Start of Supplied entries
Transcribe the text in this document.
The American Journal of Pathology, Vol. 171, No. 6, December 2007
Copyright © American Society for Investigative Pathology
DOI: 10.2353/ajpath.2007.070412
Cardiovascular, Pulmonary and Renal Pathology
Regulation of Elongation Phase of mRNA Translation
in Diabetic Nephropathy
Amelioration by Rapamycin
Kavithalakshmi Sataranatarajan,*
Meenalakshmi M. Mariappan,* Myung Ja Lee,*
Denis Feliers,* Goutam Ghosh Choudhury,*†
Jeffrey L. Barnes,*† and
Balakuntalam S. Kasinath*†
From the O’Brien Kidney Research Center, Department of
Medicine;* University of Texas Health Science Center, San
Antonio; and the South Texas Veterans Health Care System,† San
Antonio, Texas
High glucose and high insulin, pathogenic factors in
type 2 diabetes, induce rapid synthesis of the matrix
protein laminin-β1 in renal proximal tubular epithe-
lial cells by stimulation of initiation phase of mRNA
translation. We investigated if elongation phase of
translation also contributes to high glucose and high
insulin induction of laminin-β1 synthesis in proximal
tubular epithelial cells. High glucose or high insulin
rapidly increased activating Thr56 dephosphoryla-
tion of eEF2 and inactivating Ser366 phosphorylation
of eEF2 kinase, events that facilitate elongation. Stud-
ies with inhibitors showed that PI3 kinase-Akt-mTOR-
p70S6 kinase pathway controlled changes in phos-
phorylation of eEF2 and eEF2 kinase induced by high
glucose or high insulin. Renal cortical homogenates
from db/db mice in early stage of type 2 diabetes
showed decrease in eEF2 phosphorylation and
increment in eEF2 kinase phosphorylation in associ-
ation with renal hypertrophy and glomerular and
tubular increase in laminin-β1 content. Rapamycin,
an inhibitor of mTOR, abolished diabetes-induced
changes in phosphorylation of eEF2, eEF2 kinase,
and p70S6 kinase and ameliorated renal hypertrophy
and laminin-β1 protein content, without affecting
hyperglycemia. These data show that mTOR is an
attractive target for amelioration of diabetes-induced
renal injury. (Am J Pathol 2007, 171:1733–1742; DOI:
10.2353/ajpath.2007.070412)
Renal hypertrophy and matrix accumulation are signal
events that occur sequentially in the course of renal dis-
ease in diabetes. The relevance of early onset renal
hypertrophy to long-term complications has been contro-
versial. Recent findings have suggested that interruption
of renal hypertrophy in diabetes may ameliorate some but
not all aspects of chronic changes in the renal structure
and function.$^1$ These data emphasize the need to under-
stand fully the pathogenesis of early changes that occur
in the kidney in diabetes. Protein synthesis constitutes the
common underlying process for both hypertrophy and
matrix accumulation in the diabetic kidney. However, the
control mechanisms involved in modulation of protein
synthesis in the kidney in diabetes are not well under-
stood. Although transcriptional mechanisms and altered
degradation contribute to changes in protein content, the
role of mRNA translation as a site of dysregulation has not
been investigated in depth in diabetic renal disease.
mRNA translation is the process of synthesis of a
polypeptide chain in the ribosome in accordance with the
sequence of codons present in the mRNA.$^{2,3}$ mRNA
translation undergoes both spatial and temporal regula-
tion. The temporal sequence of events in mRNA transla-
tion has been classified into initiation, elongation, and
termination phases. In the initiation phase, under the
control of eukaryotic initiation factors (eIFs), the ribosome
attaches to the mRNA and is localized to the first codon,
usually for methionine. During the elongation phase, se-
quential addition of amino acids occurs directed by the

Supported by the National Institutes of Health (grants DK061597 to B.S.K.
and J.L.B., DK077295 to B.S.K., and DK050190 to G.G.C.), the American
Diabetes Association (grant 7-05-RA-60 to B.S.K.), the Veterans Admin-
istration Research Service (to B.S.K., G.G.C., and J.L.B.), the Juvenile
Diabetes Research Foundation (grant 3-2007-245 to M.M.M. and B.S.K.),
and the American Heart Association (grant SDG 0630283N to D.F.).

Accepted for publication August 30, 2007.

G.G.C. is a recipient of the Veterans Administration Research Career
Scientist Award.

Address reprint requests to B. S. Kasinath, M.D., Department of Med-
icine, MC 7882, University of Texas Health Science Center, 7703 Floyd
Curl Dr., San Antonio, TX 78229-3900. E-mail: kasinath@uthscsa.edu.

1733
End of Supplied entries
▶ [Your goal] All of the lines above need to be given again exactly.

▶ [Answer to this exercise]
Transcribe the text in this document.
The American Journal of Pathology, Vol. 171, No. 6, December 2007
Copyright © American Society for Investigative Pathology
DOI: 10.2353/ajpath.2007.070412
Cardiovascular, Pulmonary and Renal Pathology
Regulation of Elongation Phase of mRNA Translation
in Diabetic Nephropathy
Amelioration by Rapamycin
Kavithalakshmi Sataranatarajan,*
Meenalakshmi M. Mariappan,* Myung Ja Lee,*
Denis Feliers,* Goutam Ghosh Choudhury,*†
Jeffrey L. Barnes,*† and
Balakuntalam S. Kasinath*†
From the O’Brien Kidney Research Center, Department of
Medicine;* University of Texas Health Science Center, San
Antonio; and the South Texas Veterans Health Care System,† San
Antonio, Texas
High glucose and high insulin, pathogenic factors in
type 2 diabetes, induce rapid synthesis of the matrix
protein laminin-β1 in renal proximal tubular epithe-
lial cells by stimulation of initiation phase of mRNA
translation. We investigated if elongation phase of
translation also contributes to high glucose and high
insulin induction of laminin-β1 synthesis in proximal
tubular epithelial cells. High glucose or high insulin
rapidly increased activating Thr56 dephosphoryla-
tion of eEF2 and inactivating Ser366 phosphorylation
of eEF2 kinase, events that facilitate elongation. Stud-
ies with inhibitors showed that PI3 kinase-Akt-mTOR-
p70S6 kinase pathway controlled changes in phos-
phorylation of eEF2 and eEF2 kinase induced by high
glucose or high insulin. Renal cortical homogenates
from db/db mice in early stage of type 2 diabetes
showed decrease in eEF2 phosphorylation and
increment in eEF2 kinase phosphorylation in associ-
ation with renal hypertrophy and glomerular and
tubular increase in laminin-β1 content. Rapamycin,
an inhibitor of mTOR, abolished diabetes-induced
changes in phosphorylation of eEF2, eEF2 kinase,
and p70S6 kinase and ameliorated renal hypertrophy
and laminin-β1 protein content, without affecting
hyperglycemia. These data show that mTOR is an
attractive target for amelioration of diabetes-induced
renal injury. (Am J Pathol 2007, 171:1733–1742; DOI:
10.2353/ajpath.2007.070412)
Renal hypertrophy and matrix accumulation are signal
events that occur sequentially in the course of renal dis-
ease in diabetes. The relevance of early onset renal
hypertrophy to long-term complications has been contro-
versial. Recent findings have suggested that interruption
of renal hypertrophy in diabetes may ameliorate some but
not all aspects of chronic changes in the renal structure
and function.$^1$ These data emphasize the need to under-
stand fully the pathogenesis of early changes that occur
in the kidney in diabetes. Protein synthesis constitutes the
common underlying process for both hypertrophy and
matrix accumulation in the diabetic kidney. However, the
control mechanisms involved in modulation of protein
synthesis in the kidney in diabetes are not well under-
stood. Although transcriptional mechanisms and altered
degradation contribute to changes in protein content, the
role of mRNA translation as a site of dysregulation has not
been investigated in depth in diabetic renal disease.
mRNA translation is the process of synthesis of a
polypeptide chain in the ribosome in accordance with the
sequence of codons present in the mRNA.$^{2,3}$ mRNA
translation undergoes both spatial and temporal regula-
tion. The temporal sequence of events in mRNA transla-
tion has been classified into initiation, elongation, and
termination phases. In the initiation phase, under the
control of eukaryotic initiation factors (eIFs), the ribosome
attaches to the mRNA and is localized to the first codon,
usually for methionine. During the elongation phase, se-
quential addition of amino acids occurs directed by the

Supported by the National Institutes of Health (grants DK061597 to B.S.K.
and J.L.B., DK077295 to B.S.K., and DK050190 to G.G.C.), the American
Diabetes Association (grant 7-05-RA-60 to B.S.K.), the Veterans Admin-
istration Research Service (to B.S.K., G.G.C., and J.L.B.), the Juvenile
Diabetes Research Foundation (grant 3-2007-245 to M.M.M. and B.S.K.),
and the American Heart Association (grant SDG 0630283N to D.F.).

Accepted for publication August 30, 2007.

G.G.C. is a recipient of the Veterans Administration Research Career
Scientist Award.

Address reprint requests to B. S. Kasinath, M.D., Department of Med-
icine, MC 7882, University of Texas Health Science Center, 7703 Floyd
Curl Dr., San Antonio, TX 78229-3900. E-mail: kasinath@uthscsa.edu.

1733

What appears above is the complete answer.